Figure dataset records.
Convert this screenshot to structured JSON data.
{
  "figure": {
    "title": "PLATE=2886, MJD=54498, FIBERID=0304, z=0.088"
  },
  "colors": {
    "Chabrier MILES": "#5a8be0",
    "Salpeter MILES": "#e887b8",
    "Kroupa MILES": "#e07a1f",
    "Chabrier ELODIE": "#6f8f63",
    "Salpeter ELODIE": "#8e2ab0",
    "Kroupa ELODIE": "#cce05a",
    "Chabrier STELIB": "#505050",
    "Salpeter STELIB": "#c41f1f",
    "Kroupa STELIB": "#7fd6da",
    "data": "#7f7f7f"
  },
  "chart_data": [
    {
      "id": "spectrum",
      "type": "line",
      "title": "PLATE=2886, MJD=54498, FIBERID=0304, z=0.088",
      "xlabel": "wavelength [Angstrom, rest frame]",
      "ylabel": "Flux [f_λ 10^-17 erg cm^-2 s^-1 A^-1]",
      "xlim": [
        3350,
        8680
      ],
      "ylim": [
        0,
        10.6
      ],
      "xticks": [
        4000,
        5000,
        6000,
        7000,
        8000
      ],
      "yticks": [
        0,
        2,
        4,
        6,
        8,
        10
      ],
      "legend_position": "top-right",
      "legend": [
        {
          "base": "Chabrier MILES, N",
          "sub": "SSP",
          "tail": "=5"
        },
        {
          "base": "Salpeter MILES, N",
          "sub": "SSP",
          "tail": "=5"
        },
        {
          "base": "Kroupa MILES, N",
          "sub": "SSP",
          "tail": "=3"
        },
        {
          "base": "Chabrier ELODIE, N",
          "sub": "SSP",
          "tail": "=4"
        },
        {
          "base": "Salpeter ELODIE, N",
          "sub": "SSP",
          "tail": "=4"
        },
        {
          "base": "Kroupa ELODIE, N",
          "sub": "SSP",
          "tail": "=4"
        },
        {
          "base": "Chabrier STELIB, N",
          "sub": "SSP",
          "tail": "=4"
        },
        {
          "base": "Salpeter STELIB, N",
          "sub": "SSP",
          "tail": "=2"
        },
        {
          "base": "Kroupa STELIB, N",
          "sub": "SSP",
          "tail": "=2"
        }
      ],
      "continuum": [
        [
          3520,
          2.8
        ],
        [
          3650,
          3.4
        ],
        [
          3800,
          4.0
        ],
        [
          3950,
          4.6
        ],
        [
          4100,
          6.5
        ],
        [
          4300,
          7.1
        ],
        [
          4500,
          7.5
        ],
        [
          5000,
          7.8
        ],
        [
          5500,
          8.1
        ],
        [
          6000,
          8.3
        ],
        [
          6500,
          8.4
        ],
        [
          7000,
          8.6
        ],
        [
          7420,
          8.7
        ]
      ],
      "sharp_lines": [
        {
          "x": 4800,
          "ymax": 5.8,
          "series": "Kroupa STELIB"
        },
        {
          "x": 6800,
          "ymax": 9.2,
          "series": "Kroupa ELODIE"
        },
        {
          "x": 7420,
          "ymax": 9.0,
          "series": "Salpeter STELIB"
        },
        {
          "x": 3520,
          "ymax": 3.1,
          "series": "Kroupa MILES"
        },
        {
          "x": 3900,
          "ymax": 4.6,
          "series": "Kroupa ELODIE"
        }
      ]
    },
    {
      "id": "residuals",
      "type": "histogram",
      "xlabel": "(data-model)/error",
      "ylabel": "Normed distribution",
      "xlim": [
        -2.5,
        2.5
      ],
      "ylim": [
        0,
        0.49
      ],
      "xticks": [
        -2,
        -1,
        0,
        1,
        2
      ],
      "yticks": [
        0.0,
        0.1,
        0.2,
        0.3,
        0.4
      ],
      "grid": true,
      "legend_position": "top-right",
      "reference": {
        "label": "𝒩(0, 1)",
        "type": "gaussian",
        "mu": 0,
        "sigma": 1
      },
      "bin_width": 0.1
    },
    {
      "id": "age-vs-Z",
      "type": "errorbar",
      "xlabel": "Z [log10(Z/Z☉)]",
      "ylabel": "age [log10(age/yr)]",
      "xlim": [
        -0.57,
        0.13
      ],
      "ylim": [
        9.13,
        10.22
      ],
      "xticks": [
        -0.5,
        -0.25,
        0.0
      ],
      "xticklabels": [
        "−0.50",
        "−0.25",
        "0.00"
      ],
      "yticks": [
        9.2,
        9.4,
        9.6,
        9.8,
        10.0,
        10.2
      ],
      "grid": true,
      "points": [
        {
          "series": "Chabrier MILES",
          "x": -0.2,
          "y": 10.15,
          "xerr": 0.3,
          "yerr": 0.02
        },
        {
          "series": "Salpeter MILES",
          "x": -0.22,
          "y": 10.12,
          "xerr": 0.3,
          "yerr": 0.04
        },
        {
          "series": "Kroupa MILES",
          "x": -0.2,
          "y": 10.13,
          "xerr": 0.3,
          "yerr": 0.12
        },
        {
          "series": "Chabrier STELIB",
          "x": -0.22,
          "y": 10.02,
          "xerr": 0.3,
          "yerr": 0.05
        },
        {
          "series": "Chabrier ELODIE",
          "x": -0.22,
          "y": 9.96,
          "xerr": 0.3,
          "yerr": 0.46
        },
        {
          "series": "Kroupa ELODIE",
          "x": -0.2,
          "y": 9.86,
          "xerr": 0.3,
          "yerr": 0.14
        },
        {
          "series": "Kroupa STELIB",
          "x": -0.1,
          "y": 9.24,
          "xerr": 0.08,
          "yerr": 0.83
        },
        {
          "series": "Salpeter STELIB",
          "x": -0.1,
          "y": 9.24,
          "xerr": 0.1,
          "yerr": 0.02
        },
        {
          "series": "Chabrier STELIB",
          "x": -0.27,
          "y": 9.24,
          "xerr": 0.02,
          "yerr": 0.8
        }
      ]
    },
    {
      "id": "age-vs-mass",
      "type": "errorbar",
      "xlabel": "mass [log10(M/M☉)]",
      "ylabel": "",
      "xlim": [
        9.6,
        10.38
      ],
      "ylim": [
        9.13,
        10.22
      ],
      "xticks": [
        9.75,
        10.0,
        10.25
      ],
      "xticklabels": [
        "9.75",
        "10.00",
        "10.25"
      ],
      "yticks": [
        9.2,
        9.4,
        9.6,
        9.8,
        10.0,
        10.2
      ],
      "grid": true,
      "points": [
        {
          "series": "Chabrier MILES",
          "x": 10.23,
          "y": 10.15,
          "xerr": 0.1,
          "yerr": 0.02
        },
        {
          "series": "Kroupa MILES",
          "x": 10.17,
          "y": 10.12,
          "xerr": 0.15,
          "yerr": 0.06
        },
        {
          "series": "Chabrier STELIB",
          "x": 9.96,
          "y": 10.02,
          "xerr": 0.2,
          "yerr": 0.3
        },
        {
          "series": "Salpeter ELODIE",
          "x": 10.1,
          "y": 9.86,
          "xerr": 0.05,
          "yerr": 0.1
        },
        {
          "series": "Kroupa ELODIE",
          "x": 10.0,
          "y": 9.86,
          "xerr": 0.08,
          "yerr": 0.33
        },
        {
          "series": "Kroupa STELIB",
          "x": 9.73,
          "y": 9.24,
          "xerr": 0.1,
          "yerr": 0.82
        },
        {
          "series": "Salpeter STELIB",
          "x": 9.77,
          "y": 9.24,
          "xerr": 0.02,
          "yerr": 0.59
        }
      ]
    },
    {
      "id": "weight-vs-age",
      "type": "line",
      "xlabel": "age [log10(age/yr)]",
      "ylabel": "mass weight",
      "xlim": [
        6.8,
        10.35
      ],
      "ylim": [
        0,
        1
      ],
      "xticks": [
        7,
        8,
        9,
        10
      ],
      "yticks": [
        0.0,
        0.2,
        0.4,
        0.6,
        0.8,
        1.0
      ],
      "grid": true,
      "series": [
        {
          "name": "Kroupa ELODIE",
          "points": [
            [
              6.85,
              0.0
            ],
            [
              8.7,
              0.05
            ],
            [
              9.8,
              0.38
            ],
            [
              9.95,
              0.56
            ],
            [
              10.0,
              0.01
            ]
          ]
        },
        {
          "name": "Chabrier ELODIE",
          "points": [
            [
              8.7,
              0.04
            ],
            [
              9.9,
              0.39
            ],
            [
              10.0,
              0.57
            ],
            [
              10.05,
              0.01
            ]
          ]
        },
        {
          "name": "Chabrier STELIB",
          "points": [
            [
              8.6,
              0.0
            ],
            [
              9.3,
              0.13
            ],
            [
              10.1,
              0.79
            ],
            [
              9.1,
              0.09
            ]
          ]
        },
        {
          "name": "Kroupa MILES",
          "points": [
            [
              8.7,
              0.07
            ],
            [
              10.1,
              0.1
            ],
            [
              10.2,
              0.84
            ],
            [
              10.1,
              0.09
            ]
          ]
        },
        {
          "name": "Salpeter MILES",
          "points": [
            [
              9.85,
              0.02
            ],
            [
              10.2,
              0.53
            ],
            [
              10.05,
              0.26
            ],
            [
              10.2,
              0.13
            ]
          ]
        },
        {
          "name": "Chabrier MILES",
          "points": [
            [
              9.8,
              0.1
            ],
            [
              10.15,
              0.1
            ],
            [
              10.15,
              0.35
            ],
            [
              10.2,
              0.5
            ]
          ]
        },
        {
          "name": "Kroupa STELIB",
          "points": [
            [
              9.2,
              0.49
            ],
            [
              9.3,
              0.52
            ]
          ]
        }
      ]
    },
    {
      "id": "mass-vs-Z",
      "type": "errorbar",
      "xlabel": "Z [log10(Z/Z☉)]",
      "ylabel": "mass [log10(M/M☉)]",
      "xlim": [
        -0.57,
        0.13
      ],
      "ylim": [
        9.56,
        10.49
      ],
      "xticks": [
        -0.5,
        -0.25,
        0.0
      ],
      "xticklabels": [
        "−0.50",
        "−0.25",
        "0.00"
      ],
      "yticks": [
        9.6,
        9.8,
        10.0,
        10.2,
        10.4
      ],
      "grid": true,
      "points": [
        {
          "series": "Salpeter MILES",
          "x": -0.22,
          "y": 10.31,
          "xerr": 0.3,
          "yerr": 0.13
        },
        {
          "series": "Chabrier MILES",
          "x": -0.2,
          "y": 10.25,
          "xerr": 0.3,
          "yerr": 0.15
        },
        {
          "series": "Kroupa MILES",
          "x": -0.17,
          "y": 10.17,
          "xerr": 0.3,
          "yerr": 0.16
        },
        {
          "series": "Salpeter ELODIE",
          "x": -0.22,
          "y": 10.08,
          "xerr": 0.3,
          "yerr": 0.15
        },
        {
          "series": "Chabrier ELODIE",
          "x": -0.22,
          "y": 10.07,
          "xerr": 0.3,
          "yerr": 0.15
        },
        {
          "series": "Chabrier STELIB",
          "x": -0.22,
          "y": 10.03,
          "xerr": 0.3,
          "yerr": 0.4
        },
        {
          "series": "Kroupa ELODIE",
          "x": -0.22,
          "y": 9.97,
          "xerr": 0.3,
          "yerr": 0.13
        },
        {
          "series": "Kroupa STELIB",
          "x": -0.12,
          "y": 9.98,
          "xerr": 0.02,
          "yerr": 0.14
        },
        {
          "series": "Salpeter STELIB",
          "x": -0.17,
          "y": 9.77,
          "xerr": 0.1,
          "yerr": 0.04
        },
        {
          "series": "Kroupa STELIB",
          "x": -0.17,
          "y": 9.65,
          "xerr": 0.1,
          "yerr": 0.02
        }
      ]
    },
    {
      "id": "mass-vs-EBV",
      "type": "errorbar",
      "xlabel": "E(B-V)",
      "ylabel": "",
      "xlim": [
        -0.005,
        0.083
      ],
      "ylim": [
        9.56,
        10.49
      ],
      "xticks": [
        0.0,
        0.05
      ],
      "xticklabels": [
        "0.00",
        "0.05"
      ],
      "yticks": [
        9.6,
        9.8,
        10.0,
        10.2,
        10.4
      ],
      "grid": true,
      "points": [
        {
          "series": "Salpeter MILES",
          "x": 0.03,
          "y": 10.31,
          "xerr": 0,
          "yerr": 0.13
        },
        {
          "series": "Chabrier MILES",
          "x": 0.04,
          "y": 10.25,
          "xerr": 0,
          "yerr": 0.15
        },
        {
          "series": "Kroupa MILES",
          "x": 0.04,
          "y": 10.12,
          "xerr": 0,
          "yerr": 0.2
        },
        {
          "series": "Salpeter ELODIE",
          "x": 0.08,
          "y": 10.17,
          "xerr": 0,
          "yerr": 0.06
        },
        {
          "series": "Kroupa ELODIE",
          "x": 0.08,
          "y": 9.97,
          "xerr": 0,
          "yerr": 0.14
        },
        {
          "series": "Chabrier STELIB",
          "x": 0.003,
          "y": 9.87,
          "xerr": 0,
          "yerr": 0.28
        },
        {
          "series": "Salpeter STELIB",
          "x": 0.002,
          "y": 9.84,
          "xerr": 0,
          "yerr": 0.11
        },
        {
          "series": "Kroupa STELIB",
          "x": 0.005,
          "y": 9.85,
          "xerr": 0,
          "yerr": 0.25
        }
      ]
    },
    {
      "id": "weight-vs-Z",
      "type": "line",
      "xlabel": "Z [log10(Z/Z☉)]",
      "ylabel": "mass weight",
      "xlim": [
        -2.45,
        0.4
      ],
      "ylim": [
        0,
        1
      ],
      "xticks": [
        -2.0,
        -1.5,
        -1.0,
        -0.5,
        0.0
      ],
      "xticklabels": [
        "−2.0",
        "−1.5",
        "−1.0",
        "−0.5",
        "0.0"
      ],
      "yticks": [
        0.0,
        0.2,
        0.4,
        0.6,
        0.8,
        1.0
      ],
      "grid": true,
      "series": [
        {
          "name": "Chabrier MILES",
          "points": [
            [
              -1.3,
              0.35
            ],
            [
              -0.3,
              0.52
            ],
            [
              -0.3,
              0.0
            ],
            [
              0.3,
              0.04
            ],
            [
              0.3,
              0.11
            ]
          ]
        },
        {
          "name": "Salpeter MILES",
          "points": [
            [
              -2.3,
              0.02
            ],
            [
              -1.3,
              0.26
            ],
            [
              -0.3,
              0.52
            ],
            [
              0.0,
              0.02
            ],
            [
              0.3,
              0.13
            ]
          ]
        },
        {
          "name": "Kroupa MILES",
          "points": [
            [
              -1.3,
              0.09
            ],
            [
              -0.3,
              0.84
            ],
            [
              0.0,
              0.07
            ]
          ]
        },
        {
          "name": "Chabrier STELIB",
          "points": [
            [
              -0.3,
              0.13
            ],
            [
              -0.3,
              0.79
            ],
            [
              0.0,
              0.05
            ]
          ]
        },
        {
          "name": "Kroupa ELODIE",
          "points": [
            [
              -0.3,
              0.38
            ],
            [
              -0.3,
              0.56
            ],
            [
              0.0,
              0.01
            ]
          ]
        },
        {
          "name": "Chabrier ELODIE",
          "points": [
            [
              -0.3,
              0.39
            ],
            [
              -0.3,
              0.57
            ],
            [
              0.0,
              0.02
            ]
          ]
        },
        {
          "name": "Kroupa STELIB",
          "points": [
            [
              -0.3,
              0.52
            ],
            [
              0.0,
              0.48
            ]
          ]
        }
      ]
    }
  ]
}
* * *
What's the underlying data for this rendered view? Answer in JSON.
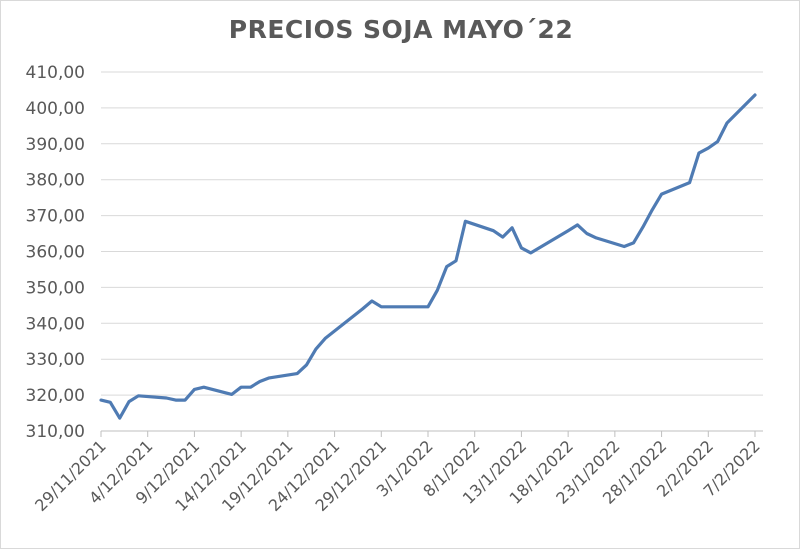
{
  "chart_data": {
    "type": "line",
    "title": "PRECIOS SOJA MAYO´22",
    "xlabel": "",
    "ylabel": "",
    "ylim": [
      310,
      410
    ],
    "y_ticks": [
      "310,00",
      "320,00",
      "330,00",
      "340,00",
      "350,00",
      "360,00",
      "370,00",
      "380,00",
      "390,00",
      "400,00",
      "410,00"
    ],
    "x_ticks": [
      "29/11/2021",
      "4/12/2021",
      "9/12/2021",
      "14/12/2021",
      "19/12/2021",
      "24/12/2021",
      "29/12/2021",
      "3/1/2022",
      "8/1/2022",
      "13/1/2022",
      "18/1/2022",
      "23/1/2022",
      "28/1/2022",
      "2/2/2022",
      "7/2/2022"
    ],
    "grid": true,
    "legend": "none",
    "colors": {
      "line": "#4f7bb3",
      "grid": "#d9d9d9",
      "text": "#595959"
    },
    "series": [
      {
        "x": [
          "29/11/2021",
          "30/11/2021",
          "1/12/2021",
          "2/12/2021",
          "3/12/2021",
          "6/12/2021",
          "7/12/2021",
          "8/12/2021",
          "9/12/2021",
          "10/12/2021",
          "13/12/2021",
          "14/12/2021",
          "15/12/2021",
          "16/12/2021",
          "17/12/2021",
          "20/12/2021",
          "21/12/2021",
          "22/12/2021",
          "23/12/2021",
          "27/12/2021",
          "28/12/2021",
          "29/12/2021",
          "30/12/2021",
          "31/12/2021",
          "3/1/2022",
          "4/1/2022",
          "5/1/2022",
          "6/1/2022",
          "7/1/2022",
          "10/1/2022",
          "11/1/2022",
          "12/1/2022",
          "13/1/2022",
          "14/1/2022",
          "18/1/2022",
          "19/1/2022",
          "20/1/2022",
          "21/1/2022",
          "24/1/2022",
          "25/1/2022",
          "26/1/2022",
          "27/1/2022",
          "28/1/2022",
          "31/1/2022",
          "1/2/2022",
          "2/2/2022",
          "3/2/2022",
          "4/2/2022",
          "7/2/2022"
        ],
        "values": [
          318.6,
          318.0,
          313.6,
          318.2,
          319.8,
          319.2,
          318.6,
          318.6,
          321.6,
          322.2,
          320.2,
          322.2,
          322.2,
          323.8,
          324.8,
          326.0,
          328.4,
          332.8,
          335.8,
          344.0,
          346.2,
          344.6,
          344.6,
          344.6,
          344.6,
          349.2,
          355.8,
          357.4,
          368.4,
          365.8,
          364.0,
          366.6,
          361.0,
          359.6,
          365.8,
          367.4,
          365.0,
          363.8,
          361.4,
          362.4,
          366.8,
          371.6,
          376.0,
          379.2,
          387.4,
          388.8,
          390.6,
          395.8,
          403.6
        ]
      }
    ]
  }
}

Brief. Search the entries for the word "PLATE", then list each line that holds it.

Complete response.
    "title": "PLATE=2886, MJD=54498, FIBERID=0304, z=0.088"
      "title": "PLATE=2886, MJD=54498, FIBERID=0304, z=0.088",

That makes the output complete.